DESCRIPTION OF THE TASK -
The entries below should be given again exactly, minus their pictures.

SUPPLIED ENTRIES -

========================================================================

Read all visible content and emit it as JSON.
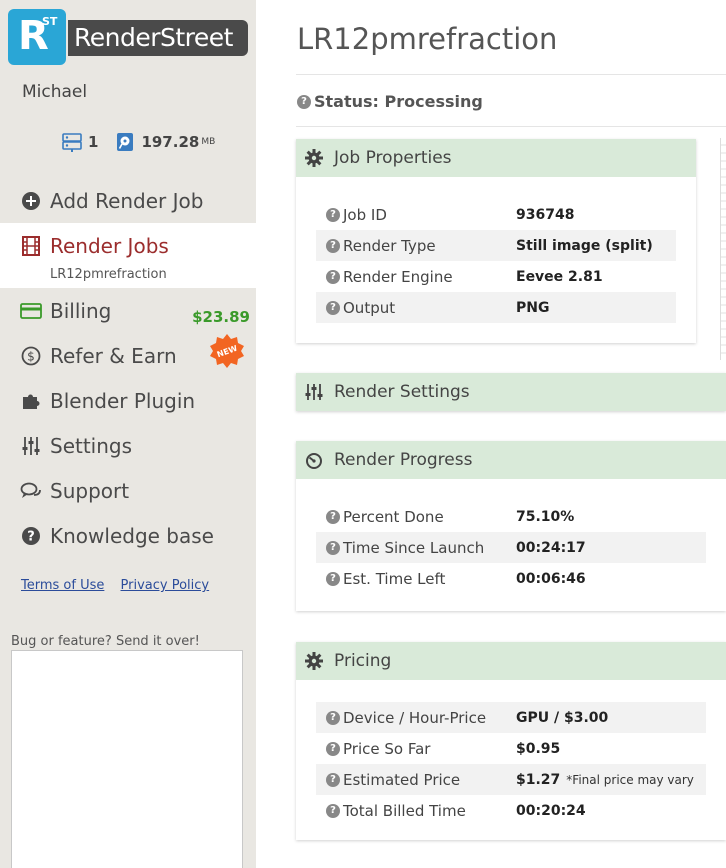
{
  "brand": {
    "logo_letter": "R",
    "logo_super": "ST",
    "name": "RenderStreet"
  },
  "user": {
    "name": "Michael"
  },
  "stats": {
    "servers": "1",
    "storage_value": "197.28",
    "storage_unit": "MB"
  },
  "nav": {
    "add_render_job": "Add Render Job",
    "render_jobs": "Render Jobs",
    "render_jobs_sub": "LR12pmrefraction",
    "billing": "Billing",
    "billing_amount": "$23.89",
    "refer_earn": "Refer & Earn",
    "new_badge": "NEW",
    "blender_plugin": "Blender Plugin",
    "settings": "Settings",
    "support": "Support",
    "knowledge_base": "Knowledge base"
  },
  "links": {
    "terms": "Terms of Use",
    "privacy": "Privacy Policy"
  },
  "feedback": {
    "label": "Bug or feature? Send it over!"
  },
  "page": {
    "title": "LR12pmrefraction",
    "status": "Status: Processing"
  },
  "job_properties": {
    "title": "Job Properties",
    "rows": [
      {
        "label": "Job ID",
        "value": "936748"
      },
      {
        "label": "Render Type",
        "value": "Still image (split)"
      },
      {
        "label": "Render Engine",
        "value": "Eevee 2.81"
      },
      {
        "label": "Output",
        "value": "PNG"
      }
    ]
  },
  "render_settings": {
    "title": "Render Settings"
  },
  "render_progress": {
    "title": "Render Progress",
    "rows": [
      {
        "label": "Percent Done",
        "value": "75.10%"
      },
      {
        "label": "Time Since Launch",
        "value": "00:24:17"
      },
      {
        "label": "Est. Time Left",
        "value": "00:06:46"
      }
    ]
  },
  "pricing": {
    "title": "Pricing",
    "rows": [
      {
        "label": "Device / Hour-Price",
        "value": "GPU / $3.00"
      },
      {
        "label": "Price So Far",
        "value": "$0.95"
      },
      {
        "label": "Estimated Price",
        "value": "$1.27",
        "note": "*Final price may vary"
      },
      {
        "label": "Total Billed Time",
        "value": "00:20:24"
      }
    ]
  },
  "colors": {
    "accent_blue": "#2aa6d6",
    "active_red": "#9b2d2d",
    "panel_header": "#d9ead9",
    "billing_green": "#3a9a2a",
    "new_badge": "#f26522"
  }
}
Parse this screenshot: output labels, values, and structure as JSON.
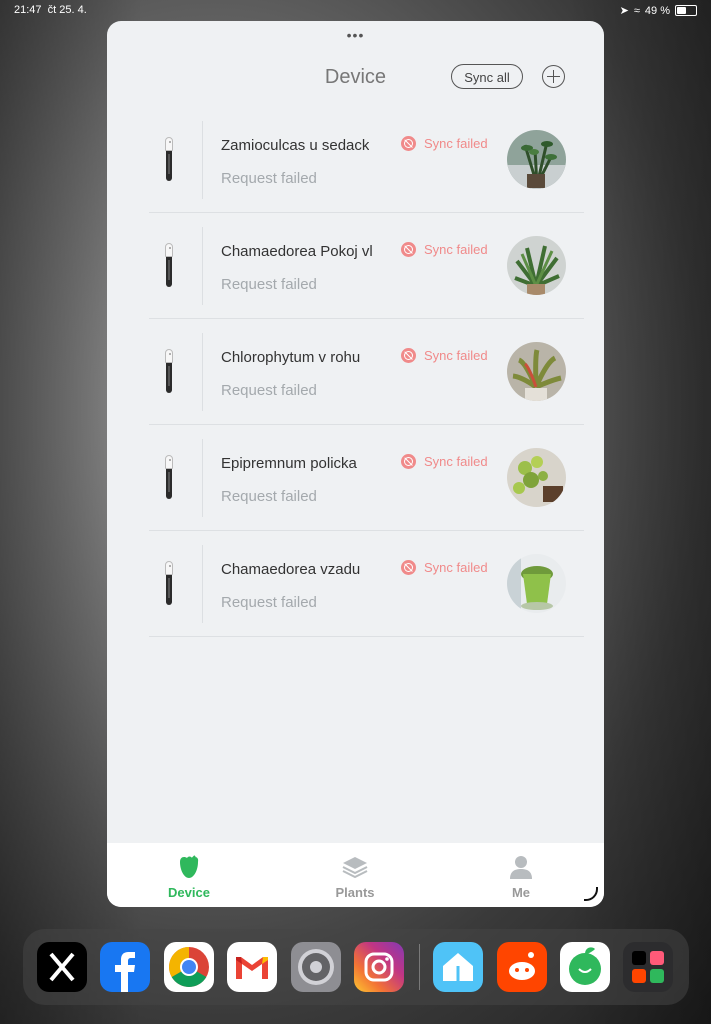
{
  "statusbar": {
    "time": "21:47",
    "date": "čt 25. 4.",
    "battery": "49 %"
  },
  "header": {
    "title": "Device",
    "sync_label": "Sync all"
  },
  "devices": [
    {
      "name": "Zamioculcas u sedack",
      "status": "Sync failed",
      "sub": "Request failed"
    },
    {
      "name": "Chamaedorea Pokoj vl",
      "status": "Sync failed",
      "sub": "Request failed"
    },
    {
      "name": "Chlorophytum v rohu",
      "status": "Sync failed",
      "sub": "Request failed"
    },
    {
      "name": "Epipremnum policka",
      "status": "Sync failed",
      "sub": "Request failed"
    },
    {
      "name": "Chamaedorea vzadu",
      "status": "Sync failed",
      "sub": "Request failed"
    }
  ],
  "tabs": [
    {
      "label": "Device",
      "icon": "leaf-icon",
      "active": true
    },
    {
      "label": "Plants",
      "icon": "stack-icon",
      "active": false
    },
    {
      "label": "Me",
      "icon": "person-icon",
      "active": false
    }
  ],
  "dock": [
    "x-app-icon",
    "facebook-app-icon",
    "chrome-app-icon",
    "gmail-app-icon",
    "settings-app-icon",
    "instagram-app-icon",
    "home-app-icon",
    "reddit-app-icon",
    "plant-app-icon",
    "folder-app-icon"
  ],
  "colors": {
    "accent": "#2fb85c",
    "error": "#f08a8a",
    "background": "#eff1f3"
  }
}
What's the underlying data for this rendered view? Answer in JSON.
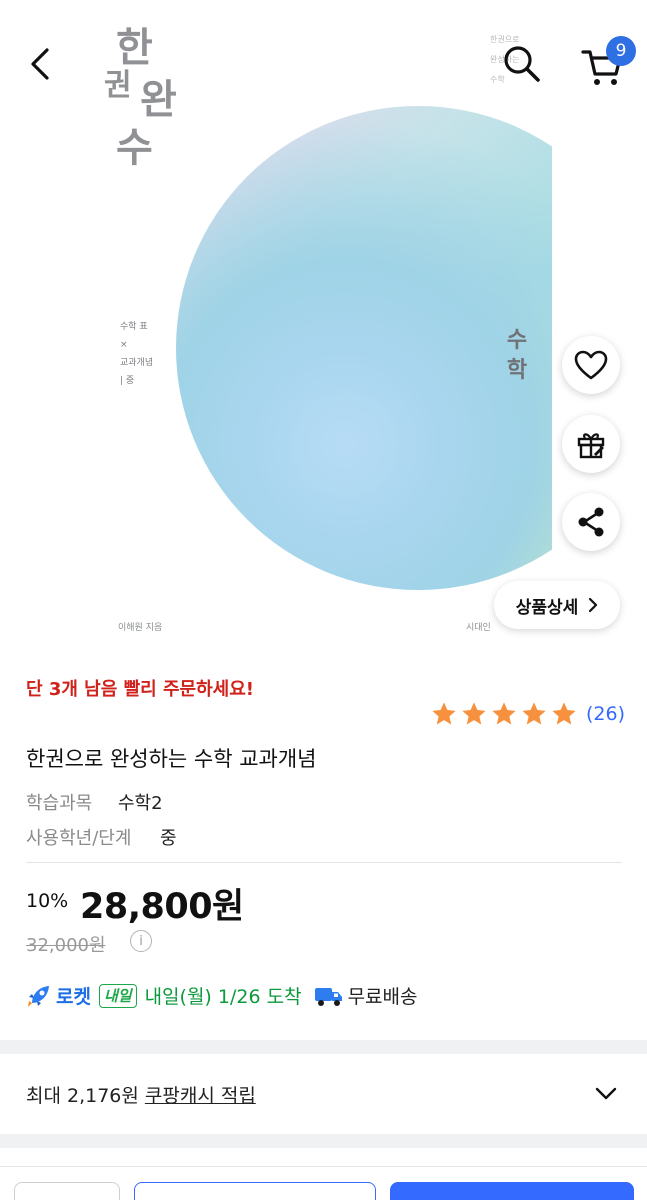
{
  "header": {
    "cart_count": "9"
  },
  "cover": {
    "title_chars": [
      "한",
      "권",
      "완",
      "수"
    ],
    "vertical_text": "수학",
    "note_lines": [
      "수학 표",
      "×",
      "교과개념",
      "| 중"
    ],
    "author": "이해원 지음",
    "publisher": "시대인",
    "tiny_lines": [
      "한권으로",
      "완성하는",
      "수학"
    ]
  },
  "actions": {
    "detail_label": "상품상세"
  },
  "product": {
    "urgent_notice": "단 3개 남음 빨리 주문하세요!",
    "rating_stars": 5,
    "rating_count": "(26)",
    "title": "한권으로 완성하는 수학 교과개념",
    "specs": [
      {
        "key": "학습과목",
        "value": "수학2"
      },
      {
        "key": "사용학년/단계",
        "value": "중"
      }
    ],
    "discount_rate": "10%",
    "price": "28,800원",
    "original_price": "32,000원"
  },
  "delivery": {
    "rocket_label": "로켓",
    "badge": "내일",
    "arrival": "내일(월) 1/26 도착",
    "free_shipping": "무료배송"
  },
  "cash": {
    "prefix": "최대 2,176원",
    "link": "쿠팡캐시 적립"
  },
  "colors": {
    "accent": "#346aff",
    "urgent": "#d0221b",
    "star": "#f7913d",
    "arrival": "#0d9a3c"
  }
}
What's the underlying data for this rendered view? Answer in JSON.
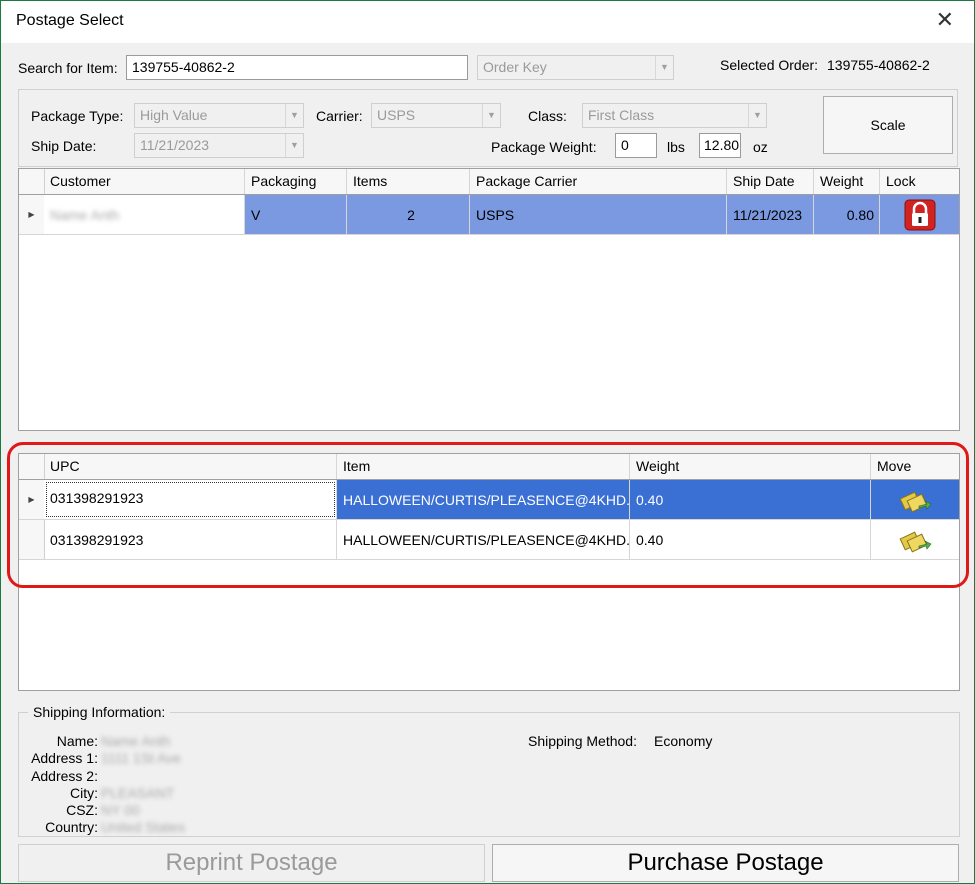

========================================================================

EXERCISE SOLUTION -
Read all visible content and emit it as JSON.
{
  "brand": {
    "logo_letter": "R",
    "logo_super": "ST",
    "name": "RenderStreet"
  },
  "user": {
    "name": "Michael"
  },
  "stats": {
    "servers": "1",
    "storage_value": "197.28",
    "storage_unit": "MB"
  },
  "nav": {
    "add_render_job": "Add Render Job",
    "render_jobs": "Render Jobs",
    "render_jobs_sub": "LR12pmrefraction",
    "billing": "Billing",
    "billing_amount": "$23.89",
    "refer_earn": "Refer & Earn",
    "new_badge": "NEW",
    "blender_plugin": "Blender Plugin",
    "settings": "Settings",
    "support": "Support",
    "knowledge_base": "Knowledge base"
  },
  "links": {
    "terms": "Terms of Use",
    "privacy": "Privacy Policy"
  },
  "feedback": {
    "label": "Bug or feature? Send it over!"
  },
  "page": {
    "title": "LR12pmrefraction",
    "status": "Status: Processing"
  },
  "job_properties": {
    "title": "Job Properties",
    "rows": [
      {
        "label": "Job ID",
        "value": "936748"
      },
      {
        "label": "Render Type",
        "value": "Still image (split)"
      },
      {
        "label": "Render Engine",
        "value": "Eevee 2.81"
      },
      {
        "label": "Output",
        "value": "PNG"
      }
    ]
  },
  "render_settings": {
    "title": "Render Settings"
  },
  "render_progress": {
    "title": "Render Progress",
    "rows": [
      {
        "label": "Percent Done",
        "value": "75.10%"
      },
      {
        "label": "Time Since Launch",
        "value": "00:24:17"
      },
      {
        "label": "Est. Time Left",
        "value": "00:06:46"
      }
    ]
  },
  "pricing": {
    "title": "Pricing",
    "rows": [
      {
        "label": "Device / Hour-Price",
        "value": "GPU / $3.00"
      },
      {
        "label": "Price So Far",
        "value": "$0.95"
      },
      {
        "label": "Estimated Price",
        "value": "$1.27",
        "note": "*Final price may vary"
      },
      {
        "label": "Total Billed Time",
        "value": "00:20:24"
      }
    ]
  },
  "colors": {
    "accent_blue": "#2aa6d6",
    "active_red": "#9b2d2d",
    "panel_header": "#d9ead9",
    "billing_green": "#3a9a2a",
    "new_badge": "#f26522"
  }
}
Parse this screenshot: output labels, values, and structure as JSON.
{
  "statusbar": {
    "time": "21:47",
    "date": "čt 25. 4.",
    "battery": "49 %"
  },
  "header": {
    "title": "Device",
    "sync_label": "Sync all"
  },
  "devices": [
    {
      "name": "Zamioculcas u sedack",
      "status": "Sync failed",
      "sub": "Request failed"
    },
    {
      "name": "Chamaedorea Pokoj vl",
      "status": "Sync failed",
      "sub": "Request failed"
    },
    {
      "name": "Chlorophytum v rohu",
      "status": "Sync failed",
      "sub": "Request failed"
    },
    {
      "name": "Epipremnum policka",
      "status": "Sync failed",
      "sub": "Request failed"
    },
    {
      "name": "Chamaedorea vzadu",
      "status": "Sync failed",
      "sub": "Request failed"
    }
  ],
  "tabs": [
    {
      "label": "Device",
      "icon": "leaf-icon",
      "active": true
    },
    {
      "label": "Plants",
      "icon": "stack-icon",
      "active": false
    },
    {
      "label": "Me",
      "icon": "person-icon",
      "active": false
    }
  ],
  "dock": [
    "x-app-icon",
    "facebook-app-icon",
    "chrome-app-icon",
    "gmail-app-icon",
    "settings-app-icon",
    "instagram-app-icon",
    "home-app-icon",
    "reddit-app-icon",
    "plant-app-icon",
    "folder-app-icon"
  ],
  "colors": {
    "accent": "#2fb85c",
    "error": "#f08a8a",
    "background": "#eff1f3"
  }
}
What's the underlying data for this rendered view? Answer in JSON.
{
  "header": {
    "cart_count": "9"
  },
  "cover": {
    "title_chars": [
      "한",
      "권",
      "완",
      "수"
    ],
    "vertical_text": "수학",
    "note_lines": [
      "수학 표",
      "×",
      "교과개념",
      "| 중"
    ],
    "author": "이해원 지음",
    "publisher": "시대인",
    "tiny_lines": [
      "한권으로",
      "완성하는",
      "수학"
    ]
  },
  "actions": {
    "detail_label": "상품상세"
  },
  "product": {
    "urgent_notice": "단 3개 남음 빨리 주문하세요!",
    "rating_stars": 5,
    "rating_count": "(26)",
    "title": "한권으로 완성하는 수학 교과개념",
    "specs": [
      {
        "key": "학습과목",
        "value": "수학2"
      },
      {
        "key": "사용학년/단계",
        "value": "중"
      }
    ],
    "discount_rate": "10%",
    "price": "28,800원",
    "original_price": "32,000원"
  },
  "delivery": {
    "rocket_label": "로켓",
    "badge": "내일",
    "arrival": "내일(월) 1/26 도착",
    "free_shipping": "무료배송"
  },
  "cash": {
    "prefix": "최대 2,176원",
    "link": "쿠팡캐시 적립"
  },
  "colors": {
    "accent": "#346aff",
    "urgent": "#d0221b",
    "star": "#f7913d",
    "arrival": "#0d9a3c"
  }
}
What's the underlying data for this rendered view? Answer in JSON.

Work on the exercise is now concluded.